Assignment. Print every record exactly, omitting all pictures.

Records shown.
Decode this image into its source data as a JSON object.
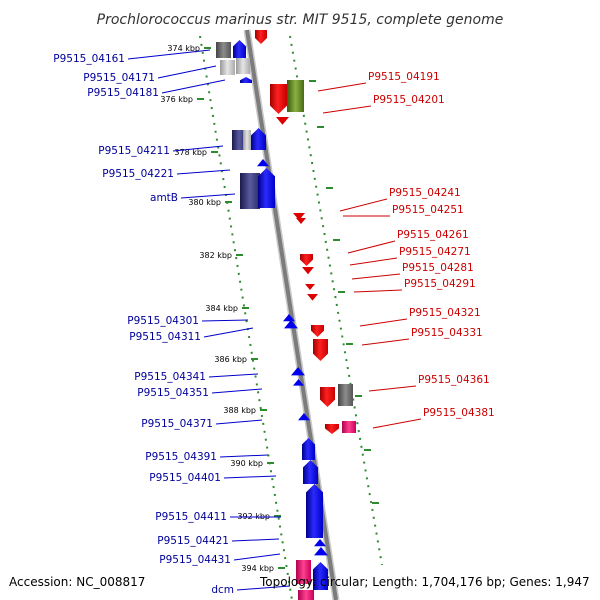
{
  "title": "Prochlorococcus marinus str. MIT 9515, complete genome",
  "footer": {
    "accession": "Accession: NC_008817",
    "topology": "Topology: circular; Length: 1,704,176 bp; Genes: 1,947"
  },
  "colors": {
    "backbone": "#8a8a8a",
    "grid": "#2e8b2e",
    "left_label": "#000099",
    "right_label": "#cc0000",
    "forward_gene": "#0000ee",
    "reverse_gene": "#dd0000"
  },
  "ticks": [
    "374 kbp",
    "376 kbp",
    "378 kbp",
    "380 kbp",
    "382 kbp",
    "384 kbp",
    "386 kbp",
    "388 kbp",
    "390 kbp",
    "392 kbp",
    "394 kbp"
  ],
  "left_genes": [
    "P9515_04161",
    "P9515_04171",
    "P9515_04181",
    "P9515_04211",
    "P9515_04221",
    "amtB",
    "P9515_04301",
    "P9515_04311",
    "P9515_04341",
    "P9515_04351",
    "P9515_04371",
    "P9515_04391",
    "P9515_04401",
    "P9515_04411",
    "P9515_04421",
    "P9515_04431",
    "dcm"
  ],
  "right_genes": [
    "P9515_04191",
    "P9515_04201",
    "P9515_04241",
    "P9515_04251",
    "P9515_04261",
    "P9515_04271",
    "P9515_04281",
    "P9515_04291",
    "P9515_04321",
    "P9515_04331",
    "P9515_04361",
    "P9515_04381"
  ]
}
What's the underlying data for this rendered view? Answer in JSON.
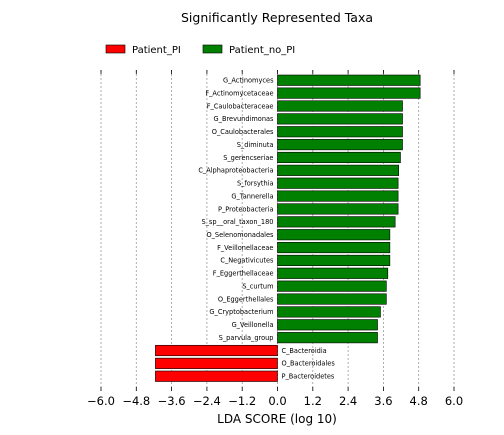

Expected answer.
Decode this image into its source data as a JSON object.
{
  "title": "Prochlorococcus marinus str. MIT 9515, complete genome",
  "footer": {
    "accession": "Accession: NC_008817",
    "topology": "Topology: circular; Length: 1,704,176 bp; Genes: 1,947"
  },
  "colors": {
    "backbone": "#8a8a8a",
    "grid": "#2e8b2e",
    "left_label": "#000099",
    "right_label": "#cc0000",
    "forward_gene": "#0000ee",
    "reverse_gene": "#dd0000"
  },
  "ticks": [
    "374 kbp",
    "376 kbp",
    "378 kbp",
    "380 kbp",
    "382 kbp",
    "384 kbp",
    "386 kbp",
    "388 kbp",
    "390 kbp",
    "392 kbp",
    "394 kbp"
  ],
  "left_genes": [
    "P9515_04161",
    "P9515_04171",
    "P9515_04181",
    "P9515_04211",
    "P9515_04221",
    "amtB",
    "P9515_04301",
    "P9515_04311",
    "P9515_04341",
    "P9515_04351",
    "P9515_04371",
    "P9515_04391",
    "P9515_04401",
    "P9515_04411",
    "P9515_04421",
    "P9515_04431",
    "dcm"
  ],
  "right_genes": [
    "P9515_04191",
    "P9515_04201",
    "P9515_04241",
    "P9515_04251",
    "P9515_04261",
    "P9515_04271",
    "P9515_04281",
    "P9515_04291",
    "P9515_04321",
    "P9515_04331",
    "P9515_04361",
    "P9515_04381"
  ]
}
What's the underlying data for this rendered view? Answer in JSON.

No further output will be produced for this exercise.